Job:
Look at the entries below and reproduce them exactly.

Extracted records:
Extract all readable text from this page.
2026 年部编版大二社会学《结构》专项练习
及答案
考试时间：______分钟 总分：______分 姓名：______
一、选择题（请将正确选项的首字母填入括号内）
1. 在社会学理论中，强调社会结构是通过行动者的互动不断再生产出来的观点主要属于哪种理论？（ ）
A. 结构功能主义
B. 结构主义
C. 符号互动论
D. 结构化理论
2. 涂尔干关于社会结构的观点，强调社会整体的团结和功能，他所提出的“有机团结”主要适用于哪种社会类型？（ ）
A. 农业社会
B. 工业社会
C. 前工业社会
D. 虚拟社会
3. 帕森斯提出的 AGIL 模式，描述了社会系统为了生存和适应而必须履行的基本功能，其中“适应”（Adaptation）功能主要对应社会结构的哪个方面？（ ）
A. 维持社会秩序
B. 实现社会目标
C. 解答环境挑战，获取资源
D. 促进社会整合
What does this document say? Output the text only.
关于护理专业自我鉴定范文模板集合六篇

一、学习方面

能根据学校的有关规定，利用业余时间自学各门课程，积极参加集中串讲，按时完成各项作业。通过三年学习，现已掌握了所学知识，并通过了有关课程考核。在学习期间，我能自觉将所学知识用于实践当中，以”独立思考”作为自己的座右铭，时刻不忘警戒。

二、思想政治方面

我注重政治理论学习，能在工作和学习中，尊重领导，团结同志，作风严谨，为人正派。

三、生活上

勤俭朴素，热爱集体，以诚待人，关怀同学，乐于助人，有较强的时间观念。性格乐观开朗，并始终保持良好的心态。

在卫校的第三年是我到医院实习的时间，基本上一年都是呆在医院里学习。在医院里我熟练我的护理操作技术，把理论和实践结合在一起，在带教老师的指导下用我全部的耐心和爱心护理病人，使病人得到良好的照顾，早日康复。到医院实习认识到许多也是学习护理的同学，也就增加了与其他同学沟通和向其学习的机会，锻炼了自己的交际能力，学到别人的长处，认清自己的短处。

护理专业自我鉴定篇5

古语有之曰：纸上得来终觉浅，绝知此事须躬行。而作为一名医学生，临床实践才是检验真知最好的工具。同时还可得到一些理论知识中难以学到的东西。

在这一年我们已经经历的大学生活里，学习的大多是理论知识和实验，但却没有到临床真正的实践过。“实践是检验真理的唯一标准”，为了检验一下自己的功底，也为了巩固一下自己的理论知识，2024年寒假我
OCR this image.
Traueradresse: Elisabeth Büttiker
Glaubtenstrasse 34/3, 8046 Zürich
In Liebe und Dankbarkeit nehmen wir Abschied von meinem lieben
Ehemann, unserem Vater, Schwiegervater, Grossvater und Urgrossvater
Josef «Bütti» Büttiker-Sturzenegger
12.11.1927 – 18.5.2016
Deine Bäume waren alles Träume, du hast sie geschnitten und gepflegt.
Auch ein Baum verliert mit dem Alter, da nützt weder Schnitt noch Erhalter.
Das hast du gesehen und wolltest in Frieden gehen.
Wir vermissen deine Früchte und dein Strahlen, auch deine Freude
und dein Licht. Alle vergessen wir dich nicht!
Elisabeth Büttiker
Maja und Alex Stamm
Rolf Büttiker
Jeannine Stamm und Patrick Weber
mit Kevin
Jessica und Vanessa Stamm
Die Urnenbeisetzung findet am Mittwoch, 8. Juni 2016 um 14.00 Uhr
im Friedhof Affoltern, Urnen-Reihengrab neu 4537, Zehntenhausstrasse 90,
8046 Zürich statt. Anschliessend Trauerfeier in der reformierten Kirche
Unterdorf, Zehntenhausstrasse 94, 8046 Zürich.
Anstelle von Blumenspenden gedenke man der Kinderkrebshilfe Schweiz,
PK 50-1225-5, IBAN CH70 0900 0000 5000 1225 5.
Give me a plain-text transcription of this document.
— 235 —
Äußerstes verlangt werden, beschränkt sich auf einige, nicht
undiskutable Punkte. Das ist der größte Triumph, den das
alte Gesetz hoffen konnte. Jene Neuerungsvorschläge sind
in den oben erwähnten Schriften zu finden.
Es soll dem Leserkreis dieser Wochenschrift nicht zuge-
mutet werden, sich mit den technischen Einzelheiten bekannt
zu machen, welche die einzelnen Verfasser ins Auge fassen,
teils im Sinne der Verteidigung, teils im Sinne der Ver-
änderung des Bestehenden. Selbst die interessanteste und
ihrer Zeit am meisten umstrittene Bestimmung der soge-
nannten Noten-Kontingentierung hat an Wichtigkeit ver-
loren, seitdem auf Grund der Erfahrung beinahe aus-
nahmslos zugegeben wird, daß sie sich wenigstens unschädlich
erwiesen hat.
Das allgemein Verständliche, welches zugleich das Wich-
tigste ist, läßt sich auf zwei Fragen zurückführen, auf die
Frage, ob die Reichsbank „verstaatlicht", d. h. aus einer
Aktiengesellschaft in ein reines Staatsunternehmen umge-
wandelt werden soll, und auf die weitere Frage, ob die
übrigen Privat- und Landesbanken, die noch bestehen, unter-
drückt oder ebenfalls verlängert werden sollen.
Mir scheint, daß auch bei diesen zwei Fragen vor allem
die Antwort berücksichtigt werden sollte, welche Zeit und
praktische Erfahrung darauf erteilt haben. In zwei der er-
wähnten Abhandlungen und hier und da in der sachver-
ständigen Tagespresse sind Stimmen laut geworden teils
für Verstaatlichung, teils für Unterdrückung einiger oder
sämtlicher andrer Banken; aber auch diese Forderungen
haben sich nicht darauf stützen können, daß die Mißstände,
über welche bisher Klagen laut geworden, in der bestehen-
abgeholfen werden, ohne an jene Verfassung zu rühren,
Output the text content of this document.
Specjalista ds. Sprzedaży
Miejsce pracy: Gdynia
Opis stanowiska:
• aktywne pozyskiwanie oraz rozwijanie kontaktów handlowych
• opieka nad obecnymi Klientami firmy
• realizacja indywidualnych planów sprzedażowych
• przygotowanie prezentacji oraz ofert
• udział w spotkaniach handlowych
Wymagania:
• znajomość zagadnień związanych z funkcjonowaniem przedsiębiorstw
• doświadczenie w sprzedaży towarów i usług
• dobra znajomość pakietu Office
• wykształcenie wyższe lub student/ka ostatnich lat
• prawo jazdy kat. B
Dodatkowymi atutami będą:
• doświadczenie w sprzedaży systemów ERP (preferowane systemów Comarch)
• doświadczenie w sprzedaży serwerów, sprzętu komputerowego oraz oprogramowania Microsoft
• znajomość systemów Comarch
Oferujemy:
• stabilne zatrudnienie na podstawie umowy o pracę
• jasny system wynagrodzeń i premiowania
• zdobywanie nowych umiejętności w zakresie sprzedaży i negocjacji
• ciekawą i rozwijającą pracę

Response below:
Extract all readable text from this page.
2026 年部编版大二社会学《结构》专项练习
及答案
考试时间：______分钟 总分：______分 姓名：______
一、选择题（请将正确选项的首字母填入括号内）
1. 在社会学理论中，强调社会结构是通过行动者的互动不断再生产出来的观点主要属于哪种理论？（ ）
A. 结构功能主义
B. 结构主义
C. 符号互动论
D. 结构化理论
2. 涂尔干关于社会结构的观点，强调社会整体的团结和功能，他所提出的“有机团结”主要适用于哪种社会类型？（ ）
A. 农业社会
B. 工业社会
C. 前工业社会
D. 虚拟社会
3. 帕森斯提出的 AGIL 模式，描述了社会系统为了生存和适应而必须履行的基本功能，其中“适应”（Adaptation）功能主要对应社会结构的哪个方面？（ ）
A. 维持社会秩序
B. 实现社会目标
C. 解答环境挑战，获取资源
D. 促进社会整合
What does this document say? Output the text only.
关于护理专业自我鉴定范文模板集合六篇

一、学习方面

能根据学校的有关规定，利用业余时间自学各门课程，积极参加集中串讲，按时完成各项作业。通过三年学习，现已掌握了所学知识，并通过了有关课程考核。在学习期间，我能自觉将所学知识用于实践当中，以”独立思考”作为自己的座右铭，时刻不忘警戒。

二、思想政治方面

我注重政治理论学习，能在工作和学习中，尊重领导，团结同志，作风严谨，为人正派。

三、生活上

勤俭朴素，热爱集体，以诚待人，关怀同学，乐于助人，有较强的时间观念。性格乐观开朗，并始终保持良好的心态。

在卫校的第三年是我到医院实习的时间，基本上一年都是呆在医院里学习。在医院里我熟练我的护理操作技术，把理论和实践结合在一起，在带教老师的指导下用我全部的耐心和爱心护理病人，使病人得到良好的照顾，早日康复。到医院实习认识到许多也是学习护理的同学，也就增加了与其他同学沟通和向其学习的机会，锻炼了自己的交际能力，学到别人的长处，认清自己的短处。

护理专业自我鉴定篇5

古语有之曰：纸上得来终觉浅，绝知此事须躬行。而作为一名医学生，临床实践才是检验真知最好的工具。同时还可得到一些理论知识中难以学到的东西。

在这一年我们已经经历的大学生活里，学习的大多是理论知识和实验，但却没有到临床真正的实践过。“实践是检验真理的唯一标准”，为了检验一下自己的功底，也为了巩固一下自己的理论知识，2024年寒假我
OCR this image.
Traueradresse: Elisabeth Büttiker
Glaubtenstrasse 34/3, 8046 Zürich
In Liebe und Dankbarkeit nehmen wir Abschied von meinem lieben
Ehemann, unserem Vater, Schwiegervater, Grossvater und Urgrossvater
Josef «Bütti» Büttiker-Sturzenegger
12.11.1927 – 18.5.2016
Deine Bäume waren alles Träume, du hast sie geschnitten und gepflegt.
Auch ein Baum verliert mit dem Alter, da nützt weder Schnitt noch Erhalter.
Das hast du gesehen und wolltest in Frieden gehen.
Wir vermissen deine Früchte und dein Strahlen, auch deine Freude
und dein Licht. Alle vergessen wir dich nicht!
Elisabeth Büttiker
Maja und Alex Stamm
Rolf Büttiker
Jeannine Stamm und Patrick Weber
mit Kevin
Jessica und Vanessa Stamm
Die Urnenbeisetzung findet am Mittwoch, 8. Juni 2016 um 14.00 Uhr
im Friedhof Affoltern, Urnen-Reihengrab neu 4537, Zehntenhausstrasse 90,
8046 Zürich statt. Anschliessend Trauerfeier in der reformierten Kirche
Unterdorf, Zehntenhausstrasse 94, 8046 Zürich.
Anstelle von Blumenspenden gedenke man der Kinderkrebshilfe Schweiz,
PK 50-1225-5, IBAN CH70 0900 0000 5000 1225 5.
Give me a plain-text transcription of this document.
— 235 —
Äußerstes verlangt werden, beschränkt sich auf einige, nicht
undiskutable Punkte. Das ist der größte Triumph, den das
alte Gesetz hoffen konnte. Jene Neuerungsvorschläge sind
in den oben erwähnten Schriften zu finden.
Es soll dem Leserkreis dieser Wochenschrift nicht zuge-
mutet werden, sich mit den technischen Einzelheiten bekannt
zu machen, welche die einzelnen Verfasser ins Auge fassen,
teils im Sinne der Verteidigung, teils im Sinne der Ver-
änderung des Bestehenden. Selbst die interessanteste und
ihrer Zeit am meisten umstrittene Bestimmung der soge-
nannten Noten-Kontingentierung hat an Wichtigkeit ver-
loren, seitdem auf Grund der Erfahrung beinahe aus-
nahmslos zugegeben wird, daß sie sich wenigstens unschädlich
erwiesen hat.
Das allgemein Verständliche, welches zugleich das Wich-
tigste ist, läßt sich auf zwei Fragen zurückführen, auf die
Frage, ob die Reichsbank „verstaatlicht", d. h. aus einer
Aktiengesellschaft in ein reines Staatsunternehmen umge-
wandelt werden soll, und auf die weitere Frage, ob die
übrigen Privat- und Landesbanken, die noch bestehen, unter-
drückt oder ebenfalls verlängert werden sollen.
Mir scheint, daß auch bei diesen zwei Fragen vor allem
die Antwort berücksichtigt werden sollte, welche Zeit und
praktische Erfahrung darauf erteilt haben. In zwei der er-
wähnten Abhandlungen und hier und da in der sachver-
ständigen Tagespresse sind Stimmen laut geworden teils
für Verstaatlichung, teils für Unterdrückung einiger oder
sämtlicher andrer Banken; aber auch diese Forderungen
haben sich nicht darauf stützen können, daß die Mißstände,
über welche bisher Klagen laut geworden, in der bestehen-
abgeholfen werden, ohne an jene Verfassung zu rühren,
Output the text content of this document.
Specjalista ds. Sprzedaży
Miejsce pracy: Gdynia
Opis stanowiska:
• aktywne pozyskiwanie oraz rozwijanie kontaktów handlowych
• opieka nad obecnymi Klientami firmy
• realizacja indywidualnych planów sprzedażowych
• przygotowanie prezentacji oraz ofert
• udział w spotkaniach handlowych
Wymagania:
• znajomość zagadnień związanych z funkcjonowaniem przedsiębiorstw
• doświadczenie w sprzedaży towarów i usług
• dobra znajomość pakietu Office
• wykształcenie wyższe lub student/ka ostatnich lat
• prawo jazdy kat. B
Dodatkowymi atutami będą:
• doświadczenie w sprzedaży systemów ERP (preferowane systemów Comarch)
• doświadczenie w sprzedaży serwerów, sprzętu komputerowego oraz oprogramowania Microsoft
• znajomość systemów Comarch
Oferujemy:
• stabilne zatrudnienie na podstawie umowy o pracę
• jasny system wynagrodzeń i premiowania
• zdobywanie nowych umiejętności w zakresie sprzedaży i negocjacji
• ciekawą i rozwijającą pracę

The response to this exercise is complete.